Brief: Scan the following material for the string "hypertensive" and copy each line in which it appears.

--- START ---

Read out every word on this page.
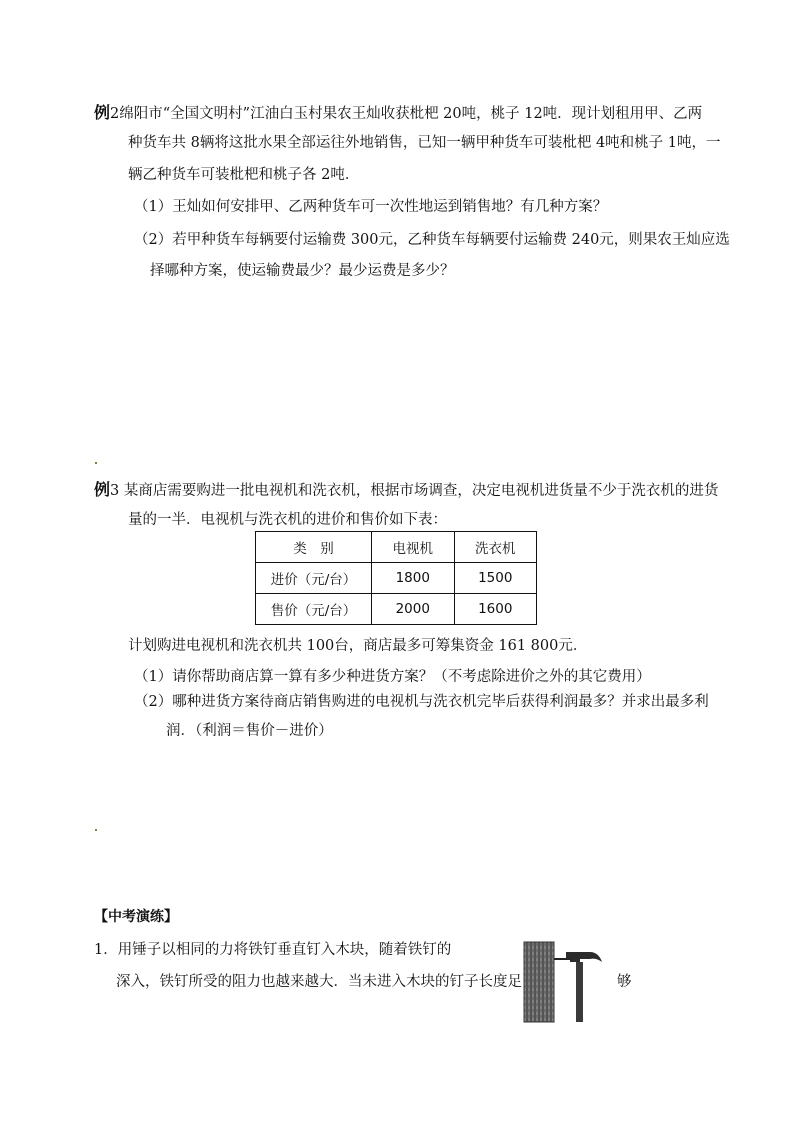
例2绵阳市“全国文明村”江油白玉村果农王灿收获枇杷 20吨，桃子 12吨．现计划租用甲、乙两
种货车共 8辆将这批水果全部运往外地销售，已知一辆甲种货车可装枇杷 4吨和桃子 1吨，一
辆乙种货车可装枇杷和桃子各 2吨．
（1）王灿如何安排甲、乙两种货车可一次性地运到销售地？有几种方案？
（2）若甲种货车每辆要付运输费 300元，乙种货车每辆要付运输费 240元，则果农王灿应选
择哪种方案，使运输费最少？最少运费是多少？
例3 某商店需要购进一批电视机和洗衣机，根据市场调查，决定电视机进货量不少于洗衣机的进货
量的一半．电视机与洗衣机的进价和售价如下表：
类　别	电视机	洗衣机
进价（元/台）	1800	1500
售价（元/台）	2000	1600
计划购进电视机和洗衣机共 100台，商店最多可筹集资金 161 800元．
（1）请你帮助商店算一算有多少种进货方案？（不考虑除进价之外的其它费用）
（2）哪种进货方案待商店销售购进的电视机与洗衣机完毕后获得利润最多？并求出最多利
润．（利润＝售价－进价）
【中考演练】
1．用锤子以相同的力将铁钉垂直钉入木块，随着铁钉的
深入，铁钉所受的阻力也越来越大．当未进入木块的钉子长度足	够
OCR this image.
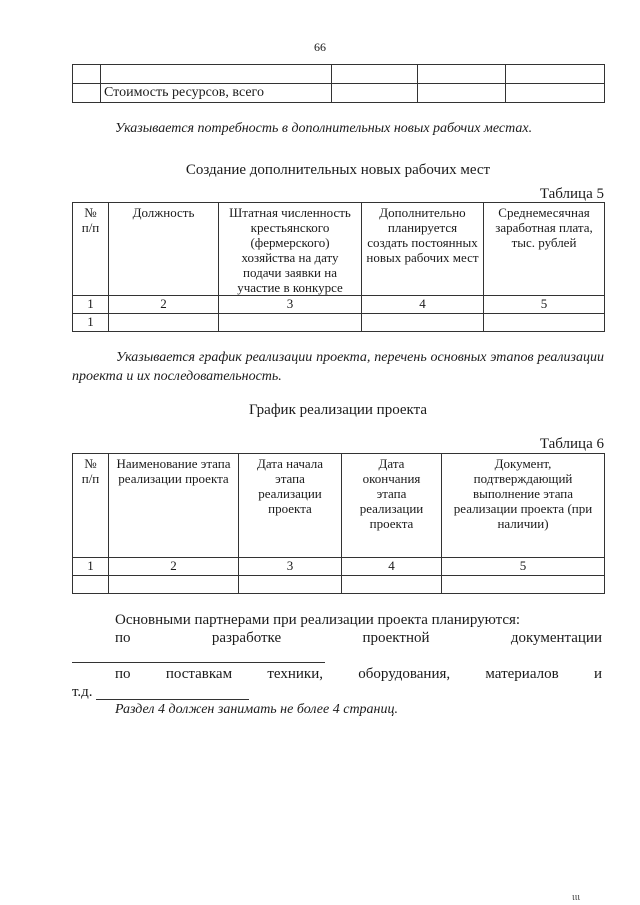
66

	Стоимость ресурсов, всего			
Указывается потребность в дополнительных новых рабочих местах.
Создание дополнительных новых рабочих мест
Таблица 5
№ п/п	Должность	Штатная численность крестьянского (фермерского) хозяйства на дату подачи заявки на участие в конкурсе	Дополнительно планируется создать постоянных новых рабочих мест	Среднемесячная заработная плата, тыс. рублей
1	2	3	4	5
1				
Указывается график реализации проекта, перечень основных этапов реализации проекта и их последовательность.
График реализации проекта
Таблица 6
№ п/п	Наименование этапа реализации проекта	Дата начала этапа реализации проекта	Дата окончания этапа реализации проекта	Документ, подтверждающий выполнение этапа реализации проекта (при наличии)
1	2	3	4	5

Основными партнерами при реализации проекта планируются:
по	разработке	проектной	документации
по поставкам техники, оборудования, материалов и
т.д.
Раздел 4 должен занимать не более 4 страниц.
ιιι
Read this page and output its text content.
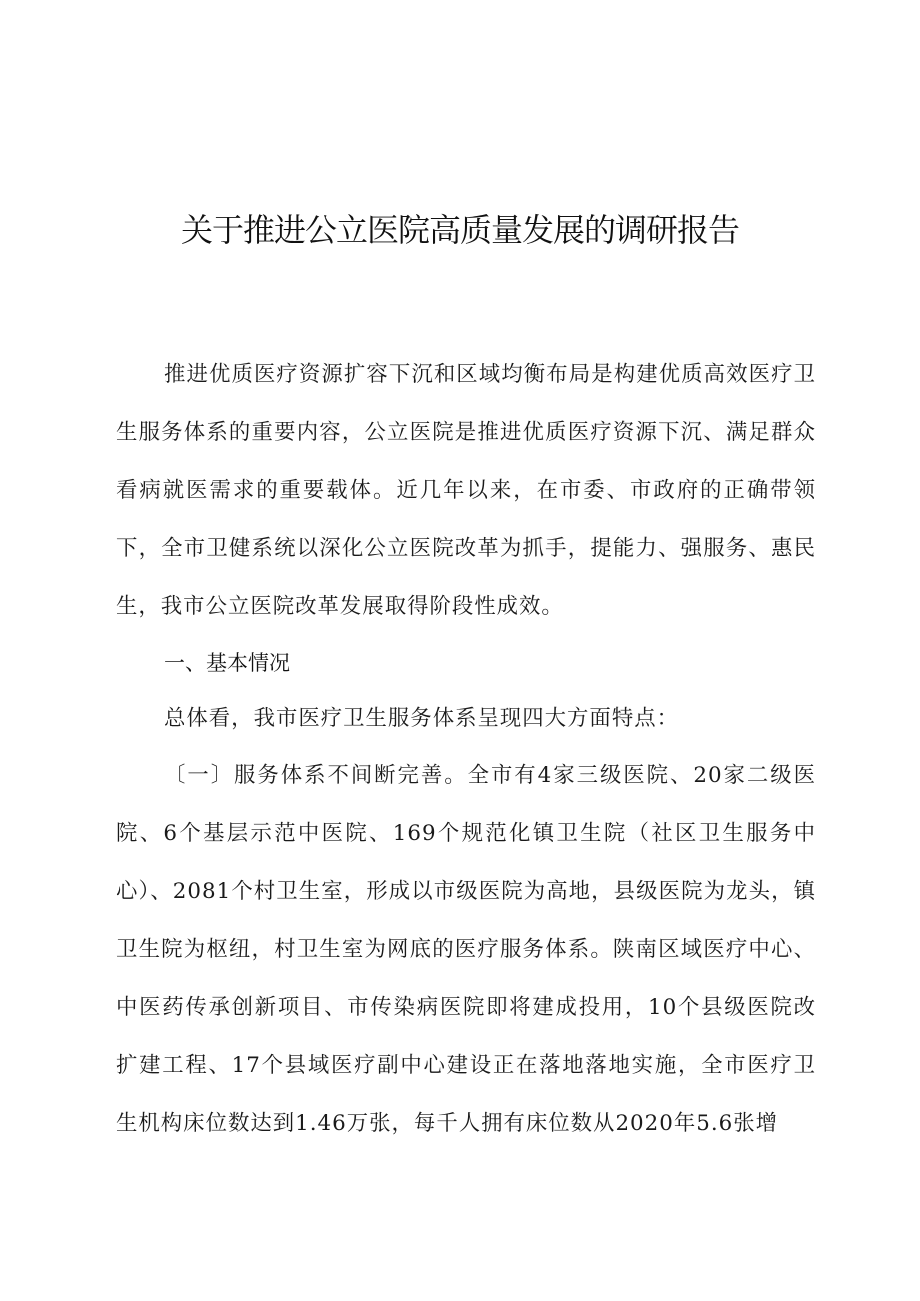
关于推进公立医院高质量发展的调研报告

推进优质医疗资源扩容下沉和区域均衡布局是构建优质高效医疗卫生服务体系的重要内容，公立医院是推进优质医疗资源下沉、满足群众看病就医需求的重要载体。近几年以来，在市委、市政府的正确带领下，全市卫健系统以深化公立医院改革为抓手，提能力、强服务、惠民生，我市公立医院改革发展取得阶段性成效。

一、基本情况

总体看，我市医疗卫生服务体系呈现四大方面特点：

〔一〕服务体系不间断完善。全市有4家三级医院、20家二级医院、6个基层示范中医院、169个规范化镇卫生院（社区卫生服务中心）、2081个村卫生室，形成以市级医院为高地，县级医院为龙头，镇卫生院为枢纽，村卫生室为网底的医疗服务体系。陕南区域医疗中心、中医药传承创新项目、市传染病医院即将建成投用，10个县级医院改扩建工程、17个县域医疗副中心建设正在落地落地实施，全市医疗卫生机构床位数达到1.46万张，每千人拥有床位数从2020年5.6张增
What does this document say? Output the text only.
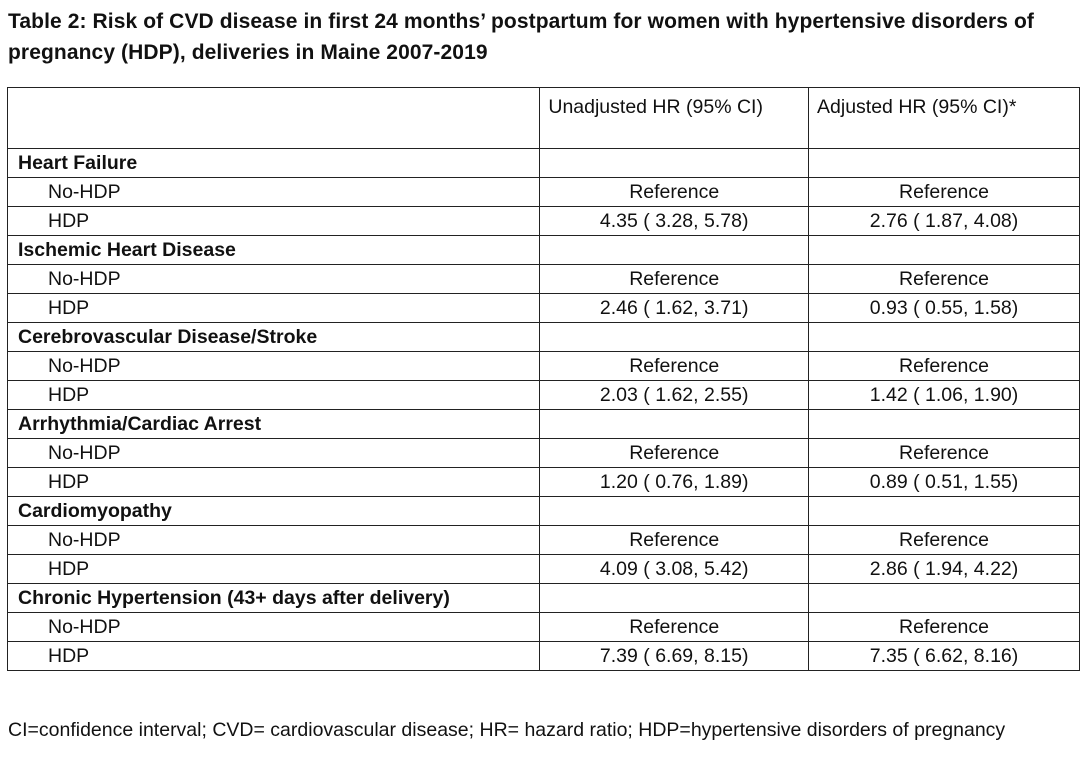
Table 2: Risk of CVD disease in first 24 months’ postpartum for women with hypertensive disorders of pregnancy (HDP), deliveries in Maine 2007-2019
	Unadjusted HR (95% CI)	Adjusted HR (95% CI)*
Heart Failure		
No-HDP	Reference	Reference
HDP	4.35 ( 3.28, 5.78)	2.76 ( 1.87, 4.08)
Ischemic Heart Disease		
No-HDP	Reference	Reference
HDP	2.46 ( 1.62, 3.71)	0.93 ( 0.55, 1.58)
Cerebrovascular Disease/Stroke		
No-HDP	Reference	Reference
HDP	2.03 ( 1.62, 2.55)	1.42 ( 1.06, 1.90)
Arrhythmia/Cardiac Arrest		
No-HDP	Reference	Reference
HDP	1.20 ( 0.76, 1.89)	0.89 ( 0.51, 1.55)
Cardiomyopathy		
No-HDP	Reference	Reference
HDP	4.09 ( 3.08, 5.42)	2.86 ( 1.94, 4.22)
Chronic Hypertension (43+ days after delivery)		
No-HDP	Reference	Reference
HDP	7.39 ( 6.69, 8.15)	7.35 ( 6.62, 8.16)
CI=confidence interval; CVD= cardiovascular disease; HR= hazard ratio; HDP=hypertensive disorders of pregnancy
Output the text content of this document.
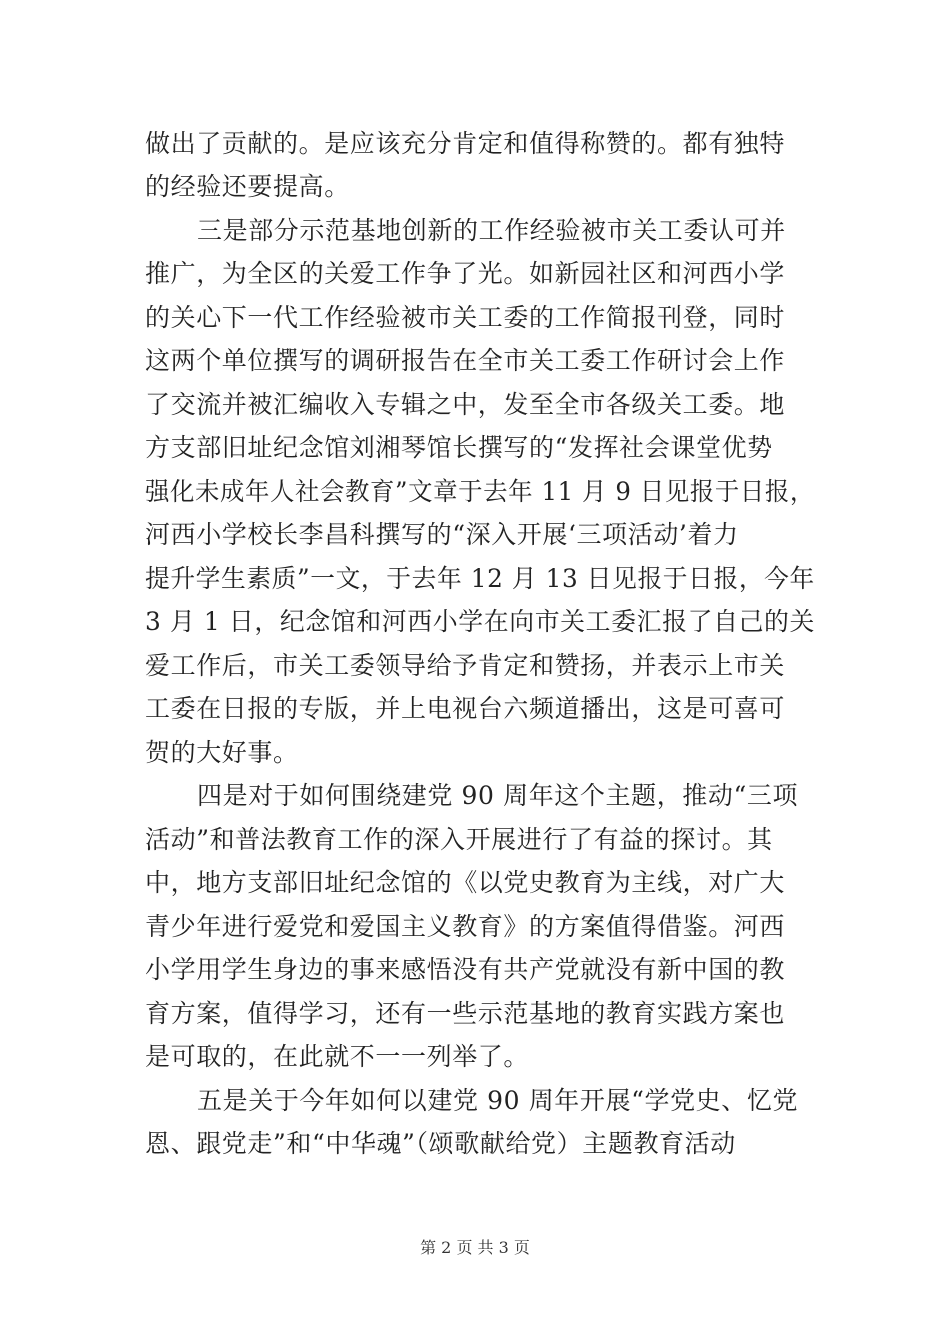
做出了贡献的。是应该充分肯定和值得称赞的。都有独特
的经验还要提高。
三是部分示范基地创新的工作经验被市关工委认可并
推广，为全区的关爱工作争了光。如新园社区和河西小学
的关心下一代工作经验被市关工委的工作简报刊登，同时
这两个单位撰写的调研报告在全市关工委工作研讨会上作
了交流并被汇编收入专辑之中，发至全市各级关工委。地
方支部旧址纪念馆刘湘琴馆长撰写的“发挥社会课堂优势
强化未成年人社会教育”文章于去年 11 月 9 日见报于日报，
河西小学校长李昌科撰写的“深入开展‘三项活动’着力
提升学生素质”一文，于去年 12 月 13 日见报于日报，今年
3 月 1 日，纪念馆和河西小学在向市关工委汇报了自己的关
爱工作后，市关工委领导给予肯定和赞扬，并表示上市关
工委在日报的专版，并上电视台六频道播出，这是可喜可
贺的大好事。
四是对于如何围绕建党 90 周年这个主题，推动“三项
活动”和普法教育工作的深入开展进行了有益的探讨。其
中，地方支部旧址纪念馆的《以党史教育为主线，对广大
青少年进行爱党和爱国主义教育》的方案值得借鉴。河西
小学用学生身边的事来感悟没有共产党就没有新中国的教
育方案，值得学习，还有一些示范基地的教育实践方案也
是可取的，在此就不一一列举了。
五是关于今年如何以建党 90 周年开展“学党史、忆党
恩、跟党走”和“中华魂”（颂歌献给党）主题教育活动
第 2 页 共 3 页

--- END ---

Written answer:
Table 2: Risk of CVD disease in first 24 months’ postpartum for women with hypertensive disorders of pregnancy (HDP), deliveries in Maine 2007-2019
CI=confidence interval; CVD= cardiovascular disease; HR= hazard ratio; HDP=hypertensive disorders of pregnancy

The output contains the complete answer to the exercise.